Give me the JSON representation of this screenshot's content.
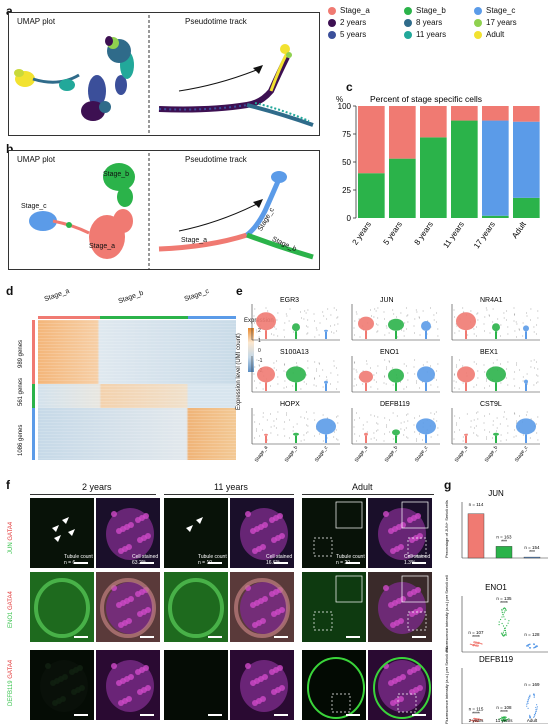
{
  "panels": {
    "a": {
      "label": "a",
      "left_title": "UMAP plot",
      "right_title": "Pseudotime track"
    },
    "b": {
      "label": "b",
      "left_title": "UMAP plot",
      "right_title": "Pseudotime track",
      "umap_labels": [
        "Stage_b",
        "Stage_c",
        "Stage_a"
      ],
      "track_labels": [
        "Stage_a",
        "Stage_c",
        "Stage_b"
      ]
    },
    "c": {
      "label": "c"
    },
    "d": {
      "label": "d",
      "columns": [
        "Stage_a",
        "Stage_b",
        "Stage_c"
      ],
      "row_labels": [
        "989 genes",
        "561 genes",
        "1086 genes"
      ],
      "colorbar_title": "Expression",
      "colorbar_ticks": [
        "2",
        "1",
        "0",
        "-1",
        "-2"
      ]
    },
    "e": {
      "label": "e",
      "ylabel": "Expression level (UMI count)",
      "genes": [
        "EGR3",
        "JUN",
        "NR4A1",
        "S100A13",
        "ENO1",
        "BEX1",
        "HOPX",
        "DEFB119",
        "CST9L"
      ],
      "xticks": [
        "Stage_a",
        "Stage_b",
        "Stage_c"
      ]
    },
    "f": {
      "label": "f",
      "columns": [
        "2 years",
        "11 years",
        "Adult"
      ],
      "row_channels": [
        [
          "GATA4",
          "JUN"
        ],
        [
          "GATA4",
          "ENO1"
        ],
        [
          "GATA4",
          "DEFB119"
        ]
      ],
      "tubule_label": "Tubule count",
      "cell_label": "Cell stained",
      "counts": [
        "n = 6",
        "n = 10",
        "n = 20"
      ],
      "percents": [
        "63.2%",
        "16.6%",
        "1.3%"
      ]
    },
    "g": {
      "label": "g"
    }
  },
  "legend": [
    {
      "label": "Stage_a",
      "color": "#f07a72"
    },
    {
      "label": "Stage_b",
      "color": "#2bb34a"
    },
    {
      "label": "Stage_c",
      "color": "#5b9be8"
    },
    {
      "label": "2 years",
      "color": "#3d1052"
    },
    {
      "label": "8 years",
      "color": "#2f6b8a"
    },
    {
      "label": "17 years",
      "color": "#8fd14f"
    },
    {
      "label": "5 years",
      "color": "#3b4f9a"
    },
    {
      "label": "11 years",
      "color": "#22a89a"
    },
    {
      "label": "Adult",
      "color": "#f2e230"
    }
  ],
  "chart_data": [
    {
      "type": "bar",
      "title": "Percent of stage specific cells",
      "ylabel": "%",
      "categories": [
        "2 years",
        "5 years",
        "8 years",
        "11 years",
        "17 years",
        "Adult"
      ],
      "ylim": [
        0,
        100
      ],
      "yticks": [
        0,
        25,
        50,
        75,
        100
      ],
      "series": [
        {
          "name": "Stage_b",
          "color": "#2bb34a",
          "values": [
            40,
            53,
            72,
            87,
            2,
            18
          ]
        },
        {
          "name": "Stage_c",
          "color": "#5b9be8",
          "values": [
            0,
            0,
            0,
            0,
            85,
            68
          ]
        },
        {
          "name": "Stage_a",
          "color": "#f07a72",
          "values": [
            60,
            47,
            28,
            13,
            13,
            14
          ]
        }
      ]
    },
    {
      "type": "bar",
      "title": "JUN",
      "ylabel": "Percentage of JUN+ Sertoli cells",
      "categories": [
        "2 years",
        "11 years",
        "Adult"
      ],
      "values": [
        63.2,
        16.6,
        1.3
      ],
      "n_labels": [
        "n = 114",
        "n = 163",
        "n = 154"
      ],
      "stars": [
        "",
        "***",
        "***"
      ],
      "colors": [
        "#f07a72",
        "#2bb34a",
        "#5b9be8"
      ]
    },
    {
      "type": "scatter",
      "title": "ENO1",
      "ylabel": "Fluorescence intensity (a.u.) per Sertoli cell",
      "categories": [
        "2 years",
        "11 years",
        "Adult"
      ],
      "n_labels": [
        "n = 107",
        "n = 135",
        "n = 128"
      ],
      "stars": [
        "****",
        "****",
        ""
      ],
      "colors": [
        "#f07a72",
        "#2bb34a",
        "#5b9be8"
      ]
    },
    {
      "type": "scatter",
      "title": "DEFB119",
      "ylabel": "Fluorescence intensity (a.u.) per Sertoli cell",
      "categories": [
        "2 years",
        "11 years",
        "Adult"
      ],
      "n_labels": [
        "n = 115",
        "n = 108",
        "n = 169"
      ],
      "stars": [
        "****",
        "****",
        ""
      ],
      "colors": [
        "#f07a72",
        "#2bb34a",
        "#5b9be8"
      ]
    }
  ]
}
--------------------
Work out how many lines in the data contain "genes" and state that number with nothing added.

4